+++ Rows +++

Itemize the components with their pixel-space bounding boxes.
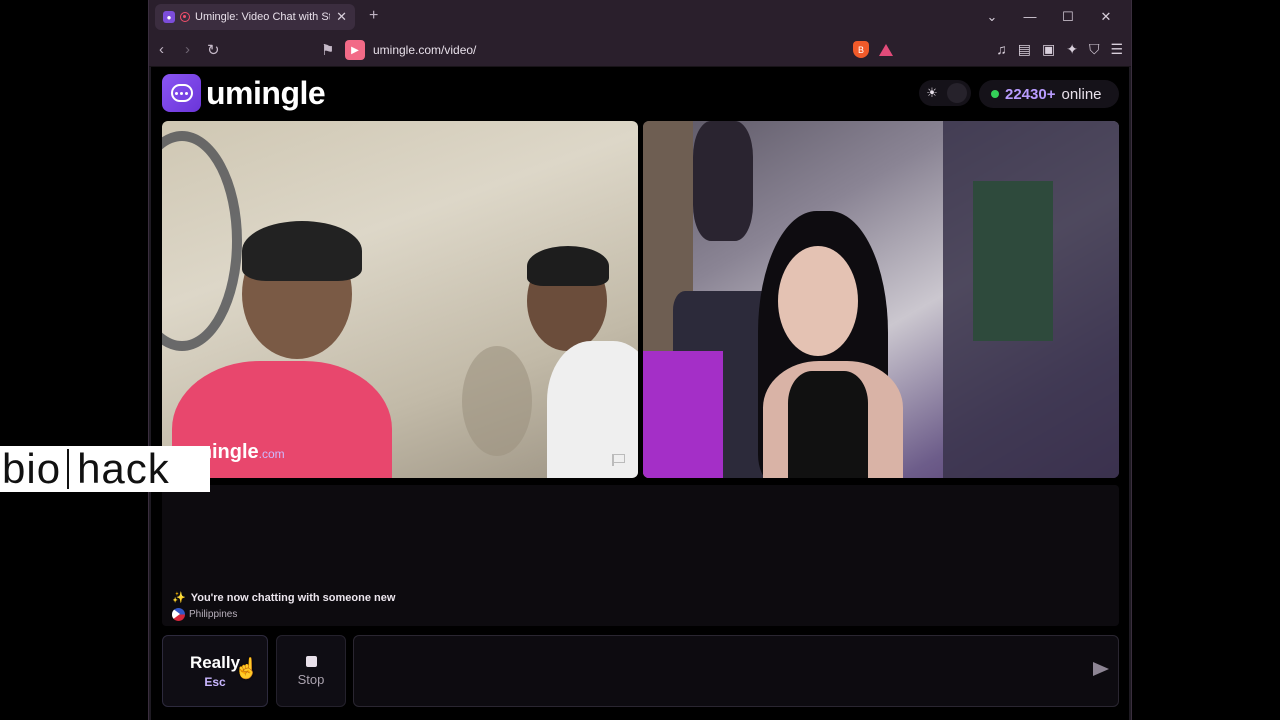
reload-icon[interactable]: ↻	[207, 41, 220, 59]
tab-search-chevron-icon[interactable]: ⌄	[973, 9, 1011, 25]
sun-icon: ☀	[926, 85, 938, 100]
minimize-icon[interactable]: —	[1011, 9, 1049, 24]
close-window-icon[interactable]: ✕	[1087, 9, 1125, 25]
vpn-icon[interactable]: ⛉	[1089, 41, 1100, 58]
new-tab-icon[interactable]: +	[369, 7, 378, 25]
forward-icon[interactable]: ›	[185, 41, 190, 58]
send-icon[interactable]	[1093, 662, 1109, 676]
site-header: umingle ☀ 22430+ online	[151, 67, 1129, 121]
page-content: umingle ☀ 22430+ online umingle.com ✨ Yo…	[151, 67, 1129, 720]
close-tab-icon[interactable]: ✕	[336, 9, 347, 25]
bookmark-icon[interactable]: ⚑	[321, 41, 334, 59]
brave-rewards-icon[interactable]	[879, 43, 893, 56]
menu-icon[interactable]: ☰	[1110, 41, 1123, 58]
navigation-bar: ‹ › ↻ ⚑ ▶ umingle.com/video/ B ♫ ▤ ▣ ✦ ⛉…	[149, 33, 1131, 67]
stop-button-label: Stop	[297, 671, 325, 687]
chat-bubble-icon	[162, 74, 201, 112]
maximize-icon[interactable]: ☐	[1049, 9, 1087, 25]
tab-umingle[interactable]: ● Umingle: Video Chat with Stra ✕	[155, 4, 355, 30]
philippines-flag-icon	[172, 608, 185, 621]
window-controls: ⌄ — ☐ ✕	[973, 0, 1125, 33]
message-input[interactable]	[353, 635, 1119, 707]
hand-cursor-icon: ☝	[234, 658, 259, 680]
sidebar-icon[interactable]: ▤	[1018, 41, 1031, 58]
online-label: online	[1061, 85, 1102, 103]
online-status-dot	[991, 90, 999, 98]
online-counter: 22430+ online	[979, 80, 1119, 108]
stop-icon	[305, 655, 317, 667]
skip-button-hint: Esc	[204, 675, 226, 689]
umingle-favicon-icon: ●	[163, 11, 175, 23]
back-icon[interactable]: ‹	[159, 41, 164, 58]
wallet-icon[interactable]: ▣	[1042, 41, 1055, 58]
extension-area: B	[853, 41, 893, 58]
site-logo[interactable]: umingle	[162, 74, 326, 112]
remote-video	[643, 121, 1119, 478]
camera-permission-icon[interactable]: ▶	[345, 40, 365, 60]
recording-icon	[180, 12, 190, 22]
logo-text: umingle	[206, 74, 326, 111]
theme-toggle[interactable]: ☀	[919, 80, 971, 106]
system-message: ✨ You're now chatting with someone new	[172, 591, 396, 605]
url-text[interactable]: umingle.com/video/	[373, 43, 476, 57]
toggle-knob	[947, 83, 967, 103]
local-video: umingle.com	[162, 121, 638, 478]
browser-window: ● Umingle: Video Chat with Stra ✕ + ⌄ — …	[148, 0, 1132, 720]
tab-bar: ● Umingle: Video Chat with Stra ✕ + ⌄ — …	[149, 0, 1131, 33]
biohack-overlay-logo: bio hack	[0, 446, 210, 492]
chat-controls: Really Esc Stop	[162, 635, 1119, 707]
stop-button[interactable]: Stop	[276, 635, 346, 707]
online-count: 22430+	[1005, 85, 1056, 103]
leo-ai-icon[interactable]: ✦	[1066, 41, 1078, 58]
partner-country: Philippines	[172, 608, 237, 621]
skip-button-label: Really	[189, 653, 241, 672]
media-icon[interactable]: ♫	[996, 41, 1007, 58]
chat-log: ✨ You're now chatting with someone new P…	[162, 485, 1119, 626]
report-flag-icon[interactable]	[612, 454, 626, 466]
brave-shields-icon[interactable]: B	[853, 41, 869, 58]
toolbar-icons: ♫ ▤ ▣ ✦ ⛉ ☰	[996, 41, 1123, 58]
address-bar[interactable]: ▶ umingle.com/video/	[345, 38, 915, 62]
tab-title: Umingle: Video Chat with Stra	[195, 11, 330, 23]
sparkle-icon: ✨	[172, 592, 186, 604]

+++
+++ Rows +++

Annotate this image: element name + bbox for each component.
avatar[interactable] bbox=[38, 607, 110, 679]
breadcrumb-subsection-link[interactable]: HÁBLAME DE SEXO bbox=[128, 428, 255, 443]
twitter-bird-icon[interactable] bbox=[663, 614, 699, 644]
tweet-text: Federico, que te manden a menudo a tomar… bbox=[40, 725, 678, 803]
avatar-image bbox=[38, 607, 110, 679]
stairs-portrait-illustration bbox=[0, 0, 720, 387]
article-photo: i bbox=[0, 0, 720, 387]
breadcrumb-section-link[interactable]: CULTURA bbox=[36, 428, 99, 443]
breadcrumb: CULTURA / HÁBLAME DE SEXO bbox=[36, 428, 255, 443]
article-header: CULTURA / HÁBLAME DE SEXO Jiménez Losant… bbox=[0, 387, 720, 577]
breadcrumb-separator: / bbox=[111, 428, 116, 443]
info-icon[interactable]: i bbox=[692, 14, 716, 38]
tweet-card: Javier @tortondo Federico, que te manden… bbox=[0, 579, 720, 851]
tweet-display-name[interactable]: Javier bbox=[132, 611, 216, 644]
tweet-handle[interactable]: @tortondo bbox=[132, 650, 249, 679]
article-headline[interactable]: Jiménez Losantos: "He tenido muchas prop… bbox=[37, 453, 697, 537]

+++

> **Task instructions**: Rewrite the items from the line containing "Annotate this image: element" through the line containing "breadcrumb: CULTURA /", replacing every "bbox" with "box" and leaving everything else unchanged. Give only those lines.

> **Written response**:
Annotate this image: element name + box for each component.
avatar[interactable] box=[38, 607, 110, 679]
breadcrumb-subsection-link[interactable]: HÁBLAME DE SEXO box=[128, 428, 255, 443]
twitter-bird-icon[interactable] box=[663, 614, 699, 644]
tweet-text: Federico, que te manden a menudo a tomar… box=[40, 725, 678, 803]
avatar-image box=[38, 607, 110, 679]
stairs-portrait-illustration box=[0, 0, 720, 387]
article-photo: i box=[0, 0, 720, 387]
breadcrumb-section-link[interactable]: CULTURA box=[36, 428, 99, 443]
breadcrumb: CULTURA / HÁBLAME DE SEXO box=[36, 428, 255, 443]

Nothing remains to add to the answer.